Start of Provided information

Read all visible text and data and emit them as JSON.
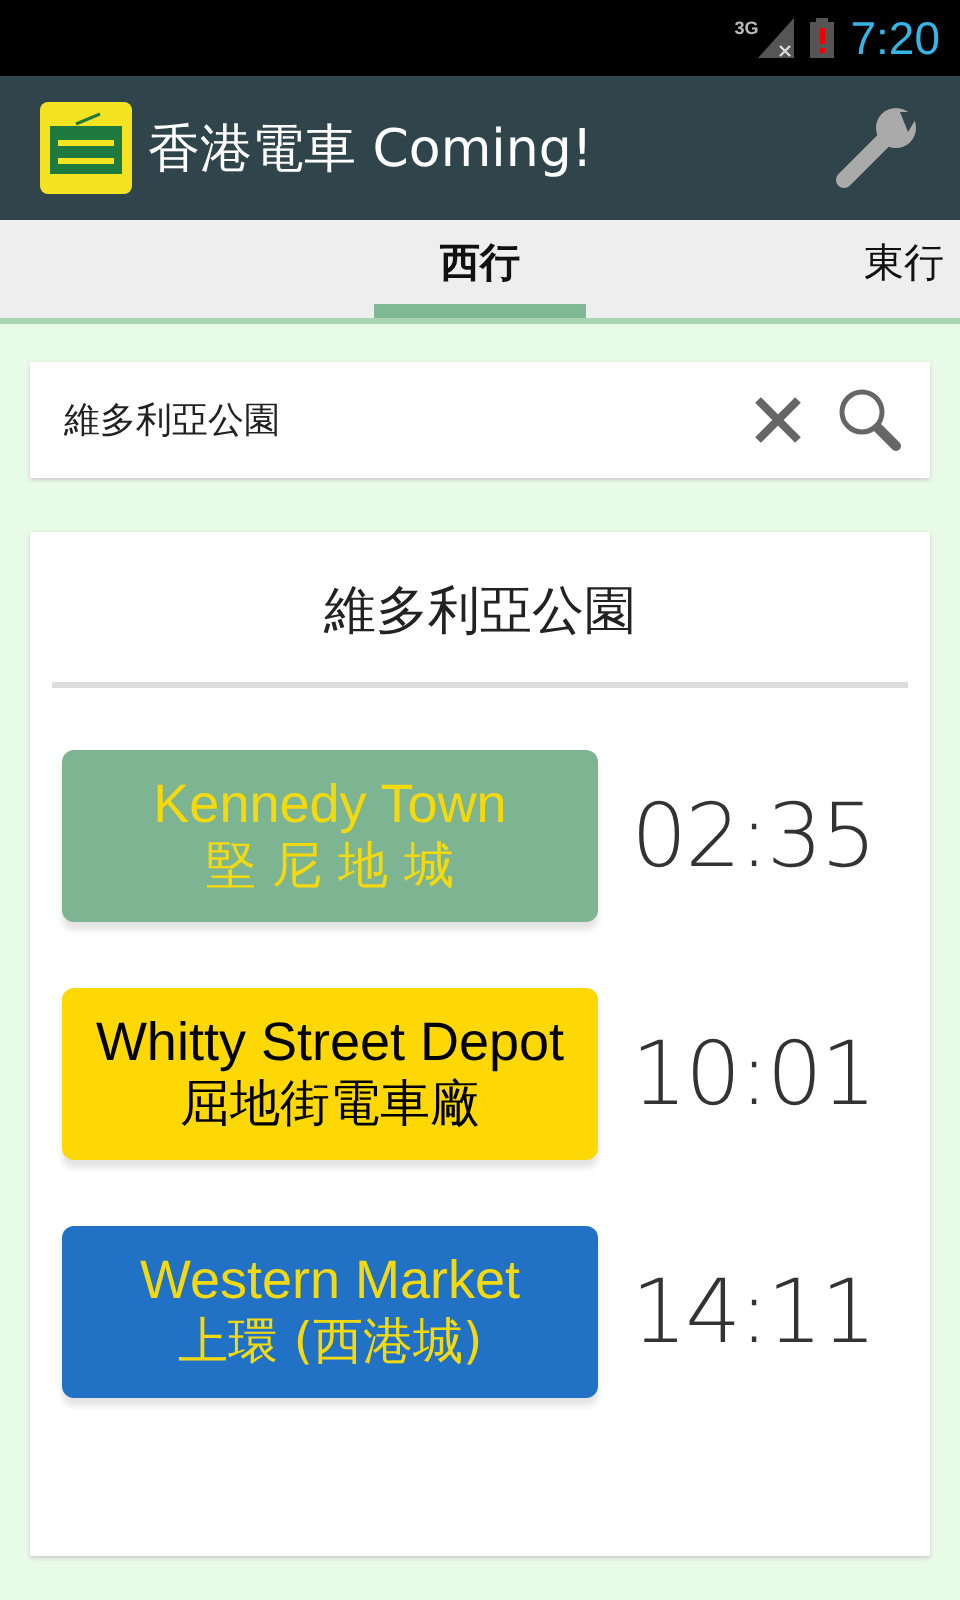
{
  "status_bar": {
    "network": "3G",
    "time": "7:20"
  },
  "app_bar": {
    "title": "香港電車 Coming!"
  },
  "tabs": [
    {
      "label": "西行",
      "selected": true
    },
    {
      "label": "東行",
      "selected": false
    }
  ],
  "search": {
    "value": "維多利亞公園"
  },
  "stop": {
    "title": "維多利亞公園",
    "arrivals": [
      {
        "destination_en": "Kennedy Town",
        "destination_zh": "堅 尼 地 城",
        "color": "#7db592",
        "dark_text": false,
        "time": "02:35"
      },
      {
        "destination_en": "Whitty Street Depot",
        "destination_zh": "屈地街電車廠",
        "color": "#fdd804",
        "dark_text": true,
        "time": "10:01"
      },
      {
        "destination_en": "Western Market",
        "destination_zh": "上環 (西港城)",
        "color": "#2172c4",
        "dark_text": false,
        "time": "14:11"
      }
    ]
  }
}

End of Provided information

— Directions for this task —
The records above must be echoed exactly, minus their pictures.

— Response to the task —
Read all visible text and data and emit them as JSON.
{
  "status_bar": {
    "network": "3G",
    "time": "7:20"
  },
  "app_bar": {
    "title": "香港電車 Coming!"
  },
  "tabs": [
    {
      "label": "西行",
      "selected": true
    },
    {
      "label": "東行",
      "selected": false
    }
  ],
  "search": {
    "value": "維多利亞公園"
  },
  "stop": {
    "title": "維多利亞公園",
    "arrivals": [
      {
        "destination_en": "Kennedy Town",
        "destination_zh": "堅 尼 地 城",
        "color": "#7db592",
        "dark_text": false,
        "time": "02:35"
      },
      {
        "destination_en": "Whitty Street Depot",
        "destination_zh": "屈地街電車廠",
        "color": "#fdd804",
        "dark_text": true,
        "time": "10:01"
      },
      {
        "destination_en": "Western Market",
        "destination_zh": "上環 (西港城)",
        "color": "#2172c4",
        "dark_text": false,
        "time": "14:11"
      }
    ]
  }
}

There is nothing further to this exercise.